Stated task → Reproduce every line, from the one containing "table-title: నగరంలో ఈవీల" down to the one containing "header-tax-exemption: పన్ను మినహాయింపు", with both of those lines included.

Layout dataset entries:

***

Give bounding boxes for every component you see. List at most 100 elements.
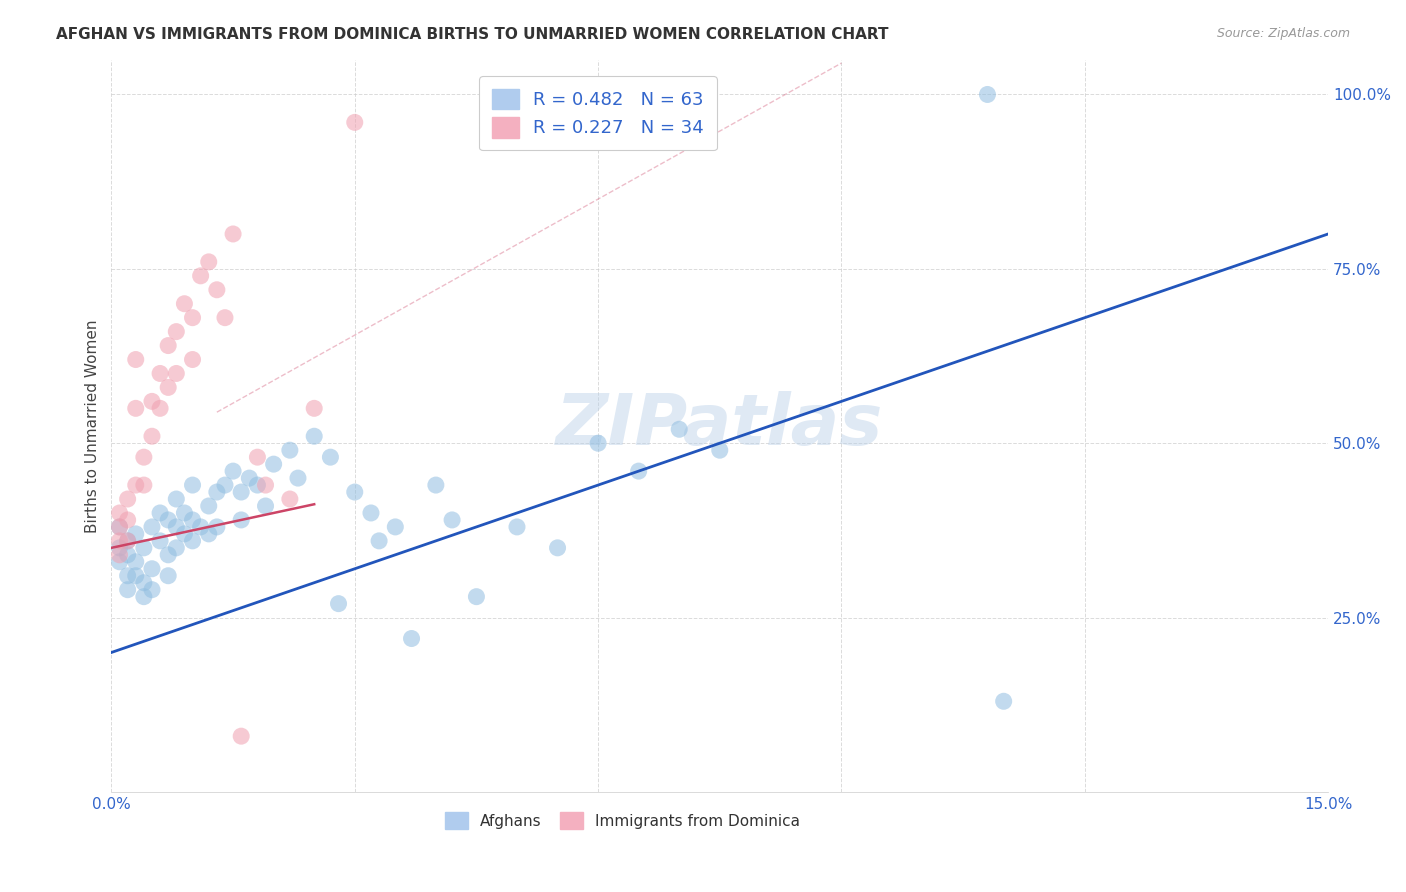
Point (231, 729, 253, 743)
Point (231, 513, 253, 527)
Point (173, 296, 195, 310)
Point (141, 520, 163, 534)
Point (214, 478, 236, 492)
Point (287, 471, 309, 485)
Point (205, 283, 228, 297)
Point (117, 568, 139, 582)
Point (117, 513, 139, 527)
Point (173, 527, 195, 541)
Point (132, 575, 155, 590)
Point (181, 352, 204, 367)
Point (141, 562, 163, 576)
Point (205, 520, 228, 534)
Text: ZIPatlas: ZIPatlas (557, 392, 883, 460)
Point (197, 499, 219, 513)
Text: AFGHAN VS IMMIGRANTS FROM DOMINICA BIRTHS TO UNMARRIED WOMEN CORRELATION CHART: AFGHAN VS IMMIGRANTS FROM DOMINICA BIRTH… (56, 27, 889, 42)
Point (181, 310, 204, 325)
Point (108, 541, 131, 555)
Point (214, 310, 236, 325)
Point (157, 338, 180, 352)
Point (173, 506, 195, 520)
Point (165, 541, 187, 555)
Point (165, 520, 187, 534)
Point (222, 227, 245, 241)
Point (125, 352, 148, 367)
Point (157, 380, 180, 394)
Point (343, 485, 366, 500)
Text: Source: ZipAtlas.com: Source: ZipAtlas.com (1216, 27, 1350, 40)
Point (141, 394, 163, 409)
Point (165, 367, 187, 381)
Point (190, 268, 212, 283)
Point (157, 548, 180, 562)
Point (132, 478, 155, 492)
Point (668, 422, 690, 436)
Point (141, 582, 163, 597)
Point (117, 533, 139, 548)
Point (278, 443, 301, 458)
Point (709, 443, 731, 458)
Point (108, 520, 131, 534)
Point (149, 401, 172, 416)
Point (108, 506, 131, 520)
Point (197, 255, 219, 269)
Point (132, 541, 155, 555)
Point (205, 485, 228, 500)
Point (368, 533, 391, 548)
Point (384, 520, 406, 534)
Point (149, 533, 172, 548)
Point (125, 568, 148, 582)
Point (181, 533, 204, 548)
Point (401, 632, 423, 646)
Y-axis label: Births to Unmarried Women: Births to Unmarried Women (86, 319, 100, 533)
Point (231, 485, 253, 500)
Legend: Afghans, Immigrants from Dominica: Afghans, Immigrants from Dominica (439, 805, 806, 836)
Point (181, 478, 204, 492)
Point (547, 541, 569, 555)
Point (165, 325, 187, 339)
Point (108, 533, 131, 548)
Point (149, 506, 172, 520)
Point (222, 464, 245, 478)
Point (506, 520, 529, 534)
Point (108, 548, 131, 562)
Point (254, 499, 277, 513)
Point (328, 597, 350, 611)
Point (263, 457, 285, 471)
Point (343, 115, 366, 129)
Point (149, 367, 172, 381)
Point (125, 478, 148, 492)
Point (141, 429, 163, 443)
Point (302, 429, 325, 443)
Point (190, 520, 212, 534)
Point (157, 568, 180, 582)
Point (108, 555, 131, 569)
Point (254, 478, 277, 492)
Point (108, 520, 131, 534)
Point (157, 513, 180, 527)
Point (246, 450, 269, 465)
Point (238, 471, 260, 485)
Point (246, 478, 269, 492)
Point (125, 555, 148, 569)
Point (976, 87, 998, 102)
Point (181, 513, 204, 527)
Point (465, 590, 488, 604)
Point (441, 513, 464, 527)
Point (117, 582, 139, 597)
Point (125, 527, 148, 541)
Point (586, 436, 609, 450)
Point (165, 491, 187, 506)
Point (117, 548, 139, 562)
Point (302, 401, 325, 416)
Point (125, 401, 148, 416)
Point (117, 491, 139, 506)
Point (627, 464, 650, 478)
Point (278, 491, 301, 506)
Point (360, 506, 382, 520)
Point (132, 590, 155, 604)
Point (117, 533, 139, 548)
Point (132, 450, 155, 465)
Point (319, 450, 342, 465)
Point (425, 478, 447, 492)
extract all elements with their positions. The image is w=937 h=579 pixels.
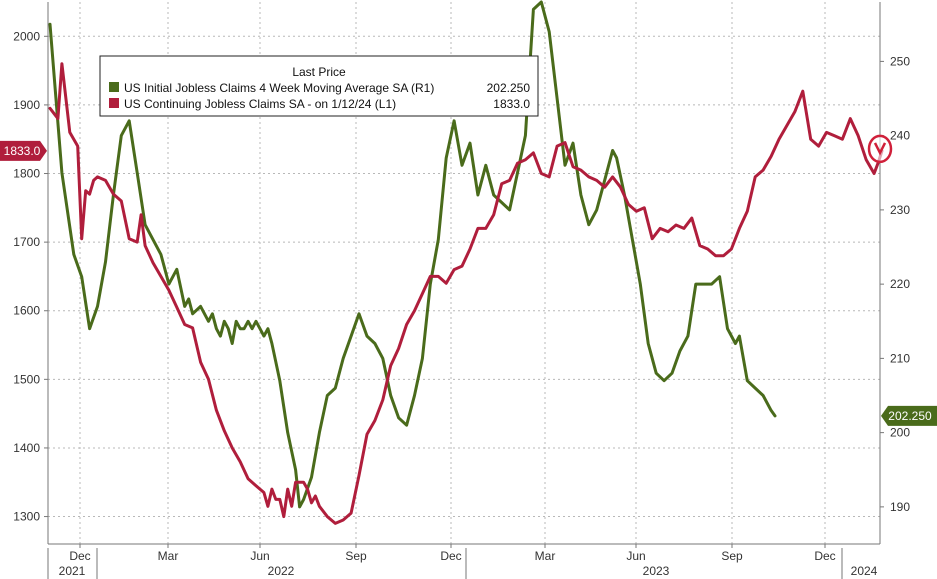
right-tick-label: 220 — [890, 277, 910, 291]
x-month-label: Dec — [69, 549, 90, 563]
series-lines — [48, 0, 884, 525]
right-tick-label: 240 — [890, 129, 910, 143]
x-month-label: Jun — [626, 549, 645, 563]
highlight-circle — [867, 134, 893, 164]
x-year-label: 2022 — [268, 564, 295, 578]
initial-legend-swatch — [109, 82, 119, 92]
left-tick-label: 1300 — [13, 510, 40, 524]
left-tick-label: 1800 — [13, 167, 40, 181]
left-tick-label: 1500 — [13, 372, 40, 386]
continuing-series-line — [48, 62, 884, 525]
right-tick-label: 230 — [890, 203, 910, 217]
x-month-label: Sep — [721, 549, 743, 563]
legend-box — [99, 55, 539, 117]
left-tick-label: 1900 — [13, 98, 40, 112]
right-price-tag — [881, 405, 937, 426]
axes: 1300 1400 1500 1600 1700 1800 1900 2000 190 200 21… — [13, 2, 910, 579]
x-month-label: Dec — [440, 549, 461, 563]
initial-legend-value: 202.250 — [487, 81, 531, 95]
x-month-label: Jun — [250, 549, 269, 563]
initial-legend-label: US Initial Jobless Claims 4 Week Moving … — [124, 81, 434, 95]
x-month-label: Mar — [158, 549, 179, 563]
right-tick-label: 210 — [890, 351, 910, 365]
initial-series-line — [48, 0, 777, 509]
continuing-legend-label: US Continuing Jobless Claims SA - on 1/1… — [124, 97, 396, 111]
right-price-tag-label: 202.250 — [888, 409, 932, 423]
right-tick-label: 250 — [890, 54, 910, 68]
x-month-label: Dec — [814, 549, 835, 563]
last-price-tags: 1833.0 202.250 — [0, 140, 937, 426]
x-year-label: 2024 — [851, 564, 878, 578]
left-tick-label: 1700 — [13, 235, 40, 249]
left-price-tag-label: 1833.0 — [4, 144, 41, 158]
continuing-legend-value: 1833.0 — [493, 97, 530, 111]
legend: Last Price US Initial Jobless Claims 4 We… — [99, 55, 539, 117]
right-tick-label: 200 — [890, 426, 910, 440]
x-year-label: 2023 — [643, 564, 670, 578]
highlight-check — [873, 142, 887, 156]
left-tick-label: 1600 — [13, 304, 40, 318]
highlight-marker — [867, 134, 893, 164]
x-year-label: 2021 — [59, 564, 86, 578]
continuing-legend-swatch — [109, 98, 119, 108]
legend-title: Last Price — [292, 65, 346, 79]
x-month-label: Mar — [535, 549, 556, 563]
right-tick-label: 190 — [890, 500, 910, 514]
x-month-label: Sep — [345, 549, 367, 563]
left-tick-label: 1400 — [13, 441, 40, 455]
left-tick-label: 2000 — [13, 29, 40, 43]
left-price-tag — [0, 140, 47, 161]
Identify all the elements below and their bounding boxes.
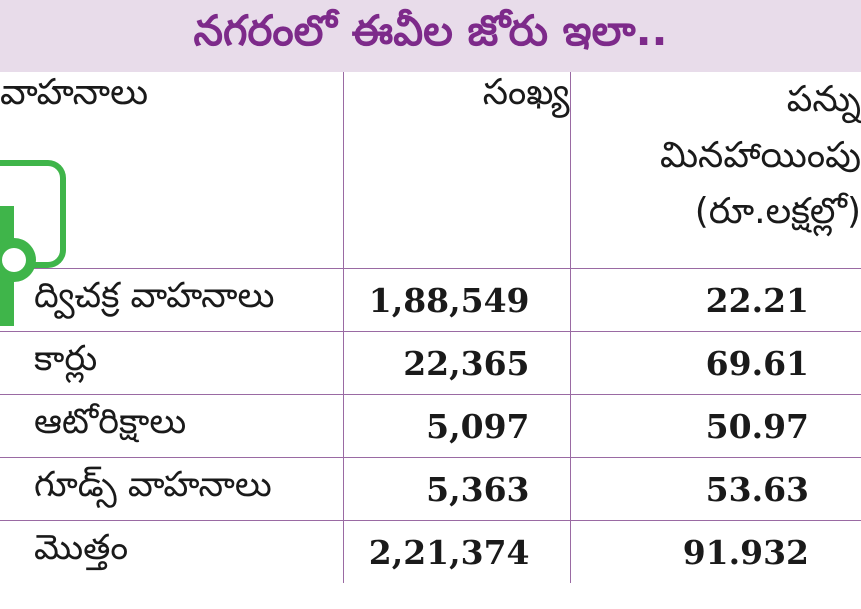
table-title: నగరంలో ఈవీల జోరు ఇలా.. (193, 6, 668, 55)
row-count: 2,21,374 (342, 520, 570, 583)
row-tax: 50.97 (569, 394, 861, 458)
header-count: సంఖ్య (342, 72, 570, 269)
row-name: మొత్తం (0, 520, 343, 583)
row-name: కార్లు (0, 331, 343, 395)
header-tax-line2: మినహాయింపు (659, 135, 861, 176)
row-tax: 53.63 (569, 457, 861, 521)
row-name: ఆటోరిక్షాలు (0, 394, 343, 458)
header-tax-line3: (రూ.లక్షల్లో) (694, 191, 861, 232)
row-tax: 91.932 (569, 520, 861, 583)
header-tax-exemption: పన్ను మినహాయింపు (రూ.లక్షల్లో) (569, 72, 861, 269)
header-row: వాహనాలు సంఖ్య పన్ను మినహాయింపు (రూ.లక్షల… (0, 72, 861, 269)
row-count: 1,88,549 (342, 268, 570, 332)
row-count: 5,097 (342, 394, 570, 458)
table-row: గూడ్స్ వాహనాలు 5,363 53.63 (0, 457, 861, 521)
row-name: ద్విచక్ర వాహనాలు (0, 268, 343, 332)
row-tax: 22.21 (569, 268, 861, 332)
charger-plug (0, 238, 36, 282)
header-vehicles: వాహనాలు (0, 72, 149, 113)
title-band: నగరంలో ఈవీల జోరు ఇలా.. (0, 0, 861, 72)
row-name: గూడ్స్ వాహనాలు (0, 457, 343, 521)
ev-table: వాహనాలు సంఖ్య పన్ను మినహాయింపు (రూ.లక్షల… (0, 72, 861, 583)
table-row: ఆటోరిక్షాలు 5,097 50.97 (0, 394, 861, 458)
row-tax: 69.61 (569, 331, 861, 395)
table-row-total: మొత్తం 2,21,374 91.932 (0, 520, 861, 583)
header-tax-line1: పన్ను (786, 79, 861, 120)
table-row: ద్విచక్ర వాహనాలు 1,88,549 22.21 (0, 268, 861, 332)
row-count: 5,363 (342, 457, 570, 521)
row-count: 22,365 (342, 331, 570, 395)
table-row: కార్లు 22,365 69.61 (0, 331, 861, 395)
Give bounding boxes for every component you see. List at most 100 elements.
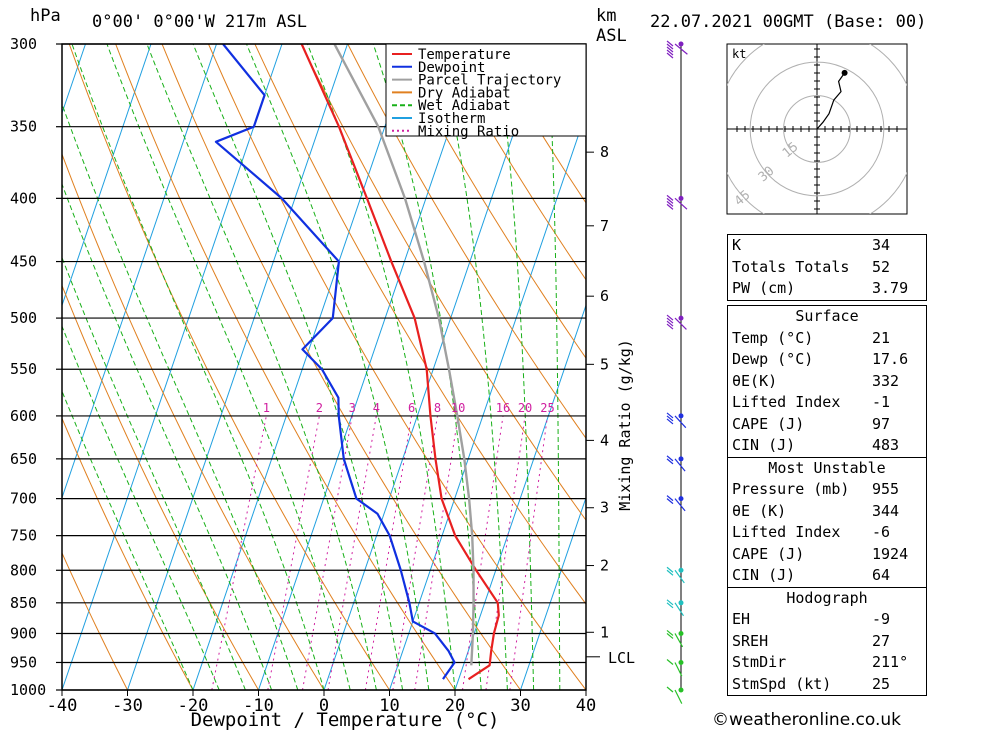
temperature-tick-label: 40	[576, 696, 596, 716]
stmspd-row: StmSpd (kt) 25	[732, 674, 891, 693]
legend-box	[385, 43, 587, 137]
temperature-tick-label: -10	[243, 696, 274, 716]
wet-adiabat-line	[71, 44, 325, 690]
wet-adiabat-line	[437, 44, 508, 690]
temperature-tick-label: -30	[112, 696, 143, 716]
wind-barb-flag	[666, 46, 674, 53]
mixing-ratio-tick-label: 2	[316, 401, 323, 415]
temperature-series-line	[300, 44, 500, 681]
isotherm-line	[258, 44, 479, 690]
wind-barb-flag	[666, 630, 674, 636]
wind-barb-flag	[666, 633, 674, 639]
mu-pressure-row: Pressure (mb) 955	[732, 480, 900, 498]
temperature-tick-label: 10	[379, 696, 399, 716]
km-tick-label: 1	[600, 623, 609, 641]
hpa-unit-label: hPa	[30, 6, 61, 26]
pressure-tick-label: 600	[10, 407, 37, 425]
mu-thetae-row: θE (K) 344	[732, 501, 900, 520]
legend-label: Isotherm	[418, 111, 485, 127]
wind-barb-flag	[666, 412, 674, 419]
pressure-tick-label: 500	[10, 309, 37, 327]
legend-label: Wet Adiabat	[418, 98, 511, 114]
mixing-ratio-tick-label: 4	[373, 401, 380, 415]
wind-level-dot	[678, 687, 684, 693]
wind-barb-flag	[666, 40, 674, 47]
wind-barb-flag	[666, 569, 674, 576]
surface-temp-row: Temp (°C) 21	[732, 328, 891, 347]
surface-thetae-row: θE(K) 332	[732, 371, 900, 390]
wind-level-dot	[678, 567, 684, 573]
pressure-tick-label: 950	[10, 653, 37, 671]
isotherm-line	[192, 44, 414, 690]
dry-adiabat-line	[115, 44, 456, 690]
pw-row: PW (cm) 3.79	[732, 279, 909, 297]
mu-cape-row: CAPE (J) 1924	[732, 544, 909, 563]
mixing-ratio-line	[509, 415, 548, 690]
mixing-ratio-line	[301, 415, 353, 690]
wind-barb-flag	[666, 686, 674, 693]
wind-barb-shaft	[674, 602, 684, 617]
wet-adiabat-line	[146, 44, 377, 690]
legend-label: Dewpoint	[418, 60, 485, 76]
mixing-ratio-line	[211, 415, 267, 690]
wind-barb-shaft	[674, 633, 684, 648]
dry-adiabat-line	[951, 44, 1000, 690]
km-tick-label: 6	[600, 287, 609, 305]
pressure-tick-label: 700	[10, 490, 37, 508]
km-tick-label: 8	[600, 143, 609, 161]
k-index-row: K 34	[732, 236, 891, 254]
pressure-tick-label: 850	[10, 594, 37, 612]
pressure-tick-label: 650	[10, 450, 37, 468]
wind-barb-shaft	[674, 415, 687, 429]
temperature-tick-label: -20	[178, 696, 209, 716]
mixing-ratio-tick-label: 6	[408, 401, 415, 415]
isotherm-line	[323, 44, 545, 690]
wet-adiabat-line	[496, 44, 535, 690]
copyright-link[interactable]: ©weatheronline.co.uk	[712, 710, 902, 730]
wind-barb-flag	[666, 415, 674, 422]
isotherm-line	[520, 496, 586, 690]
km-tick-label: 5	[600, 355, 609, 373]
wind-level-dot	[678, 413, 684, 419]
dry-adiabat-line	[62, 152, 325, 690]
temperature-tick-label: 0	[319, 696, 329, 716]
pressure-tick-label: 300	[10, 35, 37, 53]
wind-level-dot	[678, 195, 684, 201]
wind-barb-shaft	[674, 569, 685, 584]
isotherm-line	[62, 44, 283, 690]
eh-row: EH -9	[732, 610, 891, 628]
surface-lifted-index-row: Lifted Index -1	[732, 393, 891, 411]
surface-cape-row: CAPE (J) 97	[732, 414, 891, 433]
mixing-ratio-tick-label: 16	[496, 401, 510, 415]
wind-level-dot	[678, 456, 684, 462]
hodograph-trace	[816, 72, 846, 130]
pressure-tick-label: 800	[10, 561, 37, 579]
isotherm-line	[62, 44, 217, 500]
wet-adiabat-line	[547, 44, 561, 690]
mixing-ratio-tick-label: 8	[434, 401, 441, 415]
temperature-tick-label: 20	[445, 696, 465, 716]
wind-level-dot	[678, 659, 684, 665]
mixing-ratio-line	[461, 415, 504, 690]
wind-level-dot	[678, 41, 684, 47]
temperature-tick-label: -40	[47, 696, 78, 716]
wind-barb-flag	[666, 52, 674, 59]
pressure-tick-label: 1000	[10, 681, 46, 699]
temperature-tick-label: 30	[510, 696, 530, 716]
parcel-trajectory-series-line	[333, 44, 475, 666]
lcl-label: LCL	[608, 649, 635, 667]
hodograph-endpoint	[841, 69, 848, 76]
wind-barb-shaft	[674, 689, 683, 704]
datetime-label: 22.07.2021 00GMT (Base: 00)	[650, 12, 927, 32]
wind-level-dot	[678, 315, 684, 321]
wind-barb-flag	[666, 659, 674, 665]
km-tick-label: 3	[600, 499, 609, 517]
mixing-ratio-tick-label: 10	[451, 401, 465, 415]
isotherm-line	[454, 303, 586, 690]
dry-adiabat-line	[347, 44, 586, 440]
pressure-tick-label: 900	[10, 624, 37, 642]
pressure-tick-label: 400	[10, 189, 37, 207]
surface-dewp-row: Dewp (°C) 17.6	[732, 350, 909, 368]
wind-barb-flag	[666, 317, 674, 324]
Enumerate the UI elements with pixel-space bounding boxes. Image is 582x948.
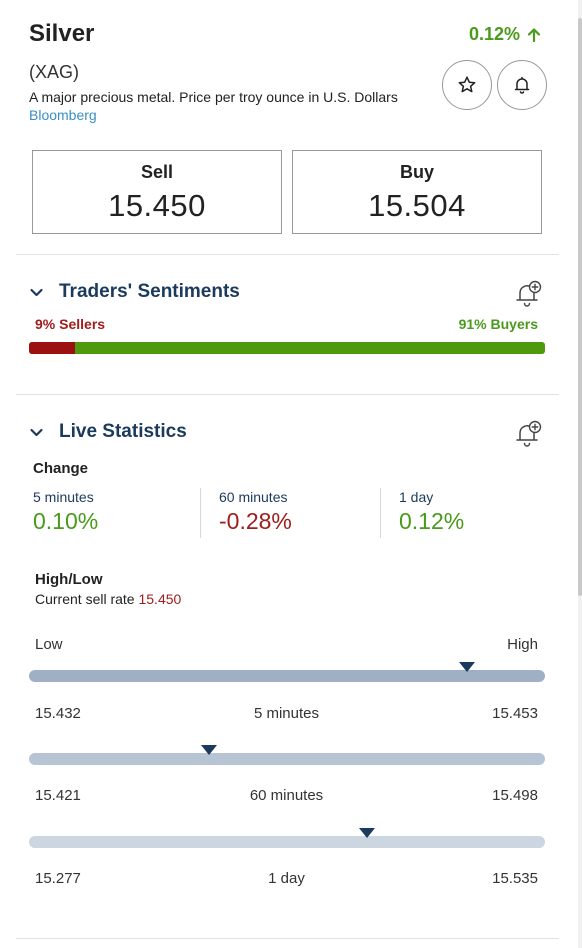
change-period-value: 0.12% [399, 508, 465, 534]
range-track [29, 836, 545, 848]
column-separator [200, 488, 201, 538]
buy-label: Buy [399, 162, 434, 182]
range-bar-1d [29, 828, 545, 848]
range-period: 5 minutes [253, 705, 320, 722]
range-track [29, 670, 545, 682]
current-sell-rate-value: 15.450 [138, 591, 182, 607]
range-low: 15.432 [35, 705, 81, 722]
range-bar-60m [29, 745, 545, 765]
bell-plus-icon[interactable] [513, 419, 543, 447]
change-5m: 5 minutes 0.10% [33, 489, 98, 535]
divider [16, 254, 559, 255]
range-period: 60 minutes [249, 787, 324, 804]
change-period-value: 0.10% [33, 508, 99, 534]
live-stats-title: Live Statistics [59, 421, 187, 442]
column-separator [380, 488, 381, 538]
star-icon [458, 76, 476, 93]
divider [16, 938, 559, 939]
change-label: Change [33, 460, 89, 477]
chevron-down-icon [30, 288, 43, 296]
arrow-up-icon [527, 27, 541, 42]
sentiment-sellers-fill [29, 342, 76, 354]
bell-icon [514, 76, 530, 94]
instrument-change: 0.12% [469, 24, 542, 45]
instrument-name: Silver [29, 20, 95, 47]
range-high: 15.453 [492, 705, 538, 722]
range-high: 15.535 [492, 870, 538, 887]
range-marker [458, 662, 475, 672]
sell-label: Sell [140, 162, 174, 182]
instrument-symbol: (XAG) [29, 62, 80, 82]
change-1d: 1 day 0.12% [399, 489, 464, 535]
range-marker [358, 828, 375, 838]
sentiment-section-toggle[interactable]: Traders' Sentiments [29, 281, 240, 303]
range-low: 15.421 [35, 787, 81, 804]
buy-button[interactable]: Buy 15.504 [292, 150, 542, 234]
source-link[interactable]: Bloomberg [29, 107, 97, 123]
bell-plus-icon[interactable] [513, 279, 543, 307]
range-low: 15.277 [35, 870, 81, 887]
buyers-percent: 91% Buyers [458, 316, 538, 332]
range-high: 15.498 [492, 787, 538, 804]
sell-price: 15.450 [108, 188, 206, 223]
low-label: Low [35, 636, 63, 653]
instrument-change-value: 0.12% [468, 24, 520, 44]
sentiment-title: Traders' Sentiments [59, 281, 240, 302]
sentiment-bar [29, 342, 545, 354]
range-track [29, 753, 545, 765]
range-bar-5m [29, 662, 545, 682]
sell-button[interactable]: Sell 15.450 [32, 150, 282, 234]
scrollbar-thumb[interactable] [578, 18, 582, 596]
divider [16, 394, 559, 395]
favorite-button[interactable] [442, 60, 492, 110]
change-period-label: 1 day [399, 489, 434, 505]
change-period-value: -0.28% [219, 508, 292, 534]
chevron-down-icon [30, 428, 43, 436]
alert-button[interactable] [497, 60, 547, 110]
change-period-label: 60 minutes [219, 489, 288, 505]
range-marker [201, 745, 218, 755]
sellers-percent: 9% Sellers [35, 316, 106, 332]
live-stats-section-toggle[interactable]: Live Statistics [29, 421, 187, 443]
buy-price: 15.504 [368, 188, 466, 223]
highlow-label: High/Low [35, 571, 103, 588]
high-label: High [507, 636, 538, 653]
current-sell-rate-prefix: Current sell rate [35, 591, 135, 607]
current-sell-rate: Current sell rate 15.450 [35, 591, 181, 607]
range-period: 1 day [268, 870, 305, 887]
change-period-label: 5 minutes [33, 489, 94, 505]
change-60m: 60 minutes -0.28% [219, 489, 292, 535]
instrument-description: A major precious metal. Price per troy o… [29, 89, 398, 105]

***

Final result →
table-title: నగరంలో ఈవీల జోరు ఇలా.. (193, 6, 668, 55)
row-count: 2,21,374 (342, 520, 570, 583)
row-tax: 50.97 (569, 394, 861, 458)
header-count: సంఖ్య (342, 72, 570, 269)
row-name: మొత్తం (0, 520, 343, 583)
row-name: కార్లు (0, 331, 343, 395)
header-tax-line2: మినహాయింపు (659, 135, 861, 176)
row-tax: 53.63 (569, 457, 861, 521)
row-name: ఆటోరిక్షాలు (0, 394, 343, 458)
header-tax-line3: (రూ.లక్షల్లో) (694, 191, 861, 232)
row-tax: 91.932 (569, 520, 861, 583)
header-tax-exemption: పన్ను మినహాయింపు (రూ.లక్షల్లో) (569, 72, 861, 269)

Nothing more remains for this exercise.